┌────────

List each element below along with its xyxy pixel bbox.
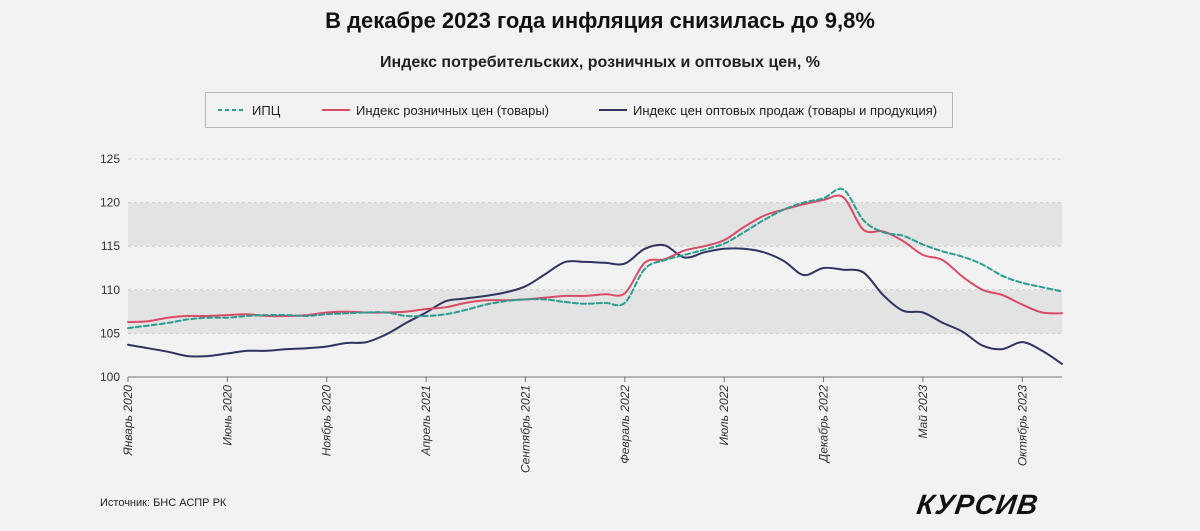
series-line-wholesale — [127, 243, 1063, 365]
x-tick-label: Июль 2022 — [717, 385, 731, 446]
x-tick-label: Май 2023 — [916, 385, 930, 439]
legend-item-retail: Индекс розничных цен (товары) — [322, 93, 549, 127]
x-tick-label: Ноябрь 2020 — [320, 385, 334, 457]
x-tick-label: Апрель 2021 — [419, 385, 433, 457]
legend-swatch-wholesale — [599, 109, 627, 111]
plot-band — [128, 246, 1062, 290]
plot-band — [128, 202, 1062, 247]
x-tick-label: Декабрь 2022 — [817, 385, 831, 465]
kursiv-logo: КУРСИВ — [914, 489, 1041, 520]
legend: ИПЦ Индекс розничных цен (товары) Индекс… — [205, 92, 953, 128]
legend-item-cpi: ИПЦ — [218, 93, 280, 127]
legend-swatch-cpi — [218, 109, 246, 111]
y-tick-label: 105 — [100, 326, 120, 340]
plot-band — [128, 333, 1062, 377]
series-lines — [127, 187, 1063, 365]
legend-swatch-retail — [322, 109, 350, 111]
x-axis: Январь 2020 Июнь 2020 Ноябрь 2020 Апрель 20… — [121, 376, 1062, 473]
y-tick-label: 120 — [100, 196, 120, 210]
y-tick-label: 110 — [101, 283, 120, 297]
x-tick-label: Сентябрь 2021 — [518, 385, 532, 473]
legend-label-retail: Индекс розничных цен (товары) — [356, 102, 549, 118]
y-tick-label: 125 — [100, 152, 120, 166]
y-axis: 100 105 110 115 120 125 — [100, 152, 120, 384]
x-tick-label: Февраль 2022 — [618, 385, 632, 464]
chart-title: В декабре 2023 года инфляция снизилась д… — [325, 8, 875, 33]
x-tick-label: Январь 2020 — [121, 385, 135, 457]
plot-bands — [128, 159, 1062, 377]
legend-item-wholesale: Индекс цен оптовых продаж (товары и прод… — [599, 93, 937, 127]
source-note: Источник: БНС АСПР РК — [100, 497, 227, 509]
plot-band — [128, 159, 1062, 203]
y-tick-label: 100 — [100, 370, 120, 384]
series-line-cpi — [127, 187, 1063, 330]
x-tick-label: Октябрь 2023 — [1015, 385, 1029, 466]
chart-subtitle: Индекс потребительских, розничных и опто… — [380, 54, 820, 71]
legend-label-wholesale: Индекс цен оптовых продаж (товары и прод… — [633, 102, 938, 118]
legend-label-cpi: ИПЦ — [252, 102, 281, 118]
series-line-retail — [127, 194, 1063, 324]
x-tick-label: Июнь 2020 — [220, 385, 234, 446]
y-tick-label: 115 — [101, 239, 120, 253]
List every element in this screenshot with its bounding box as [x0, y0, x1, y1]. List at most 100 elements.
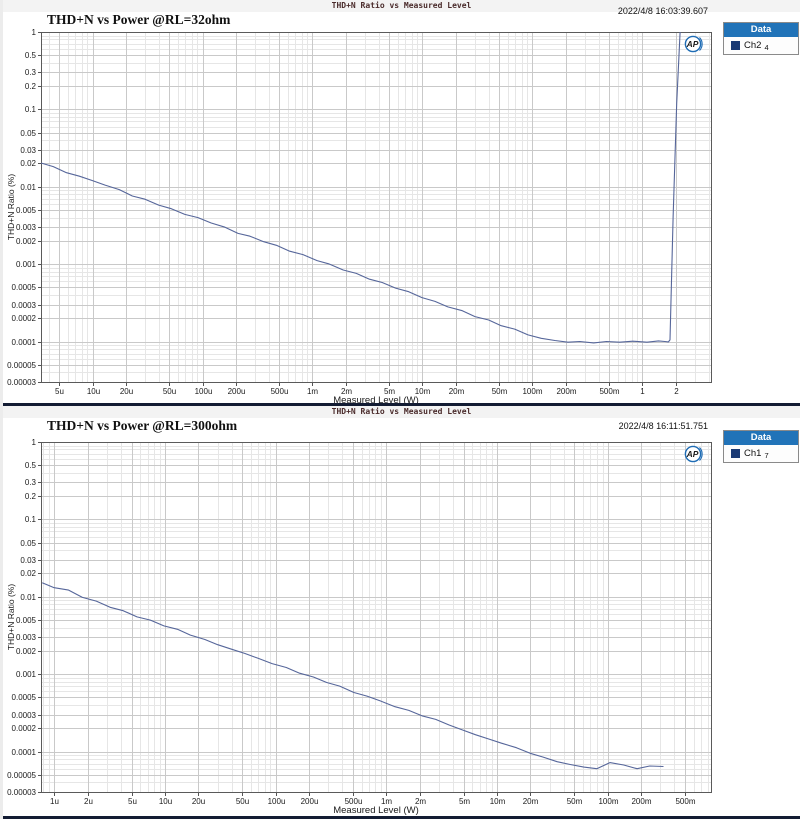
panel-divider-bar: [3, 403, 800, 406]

└────────

Selecione e copie todas as linhas acima em que aparece a palavra "item".

legend-item-retail: Индекс розничных цен (товары) — [322, 93, 549, 127]
legend-item-cpi: ИПЦ — [218, 93, 280, 127]
legend-item-wholesale: Индекс цен оптовых продаж (товары и прод… — [599, 93, 937, 127]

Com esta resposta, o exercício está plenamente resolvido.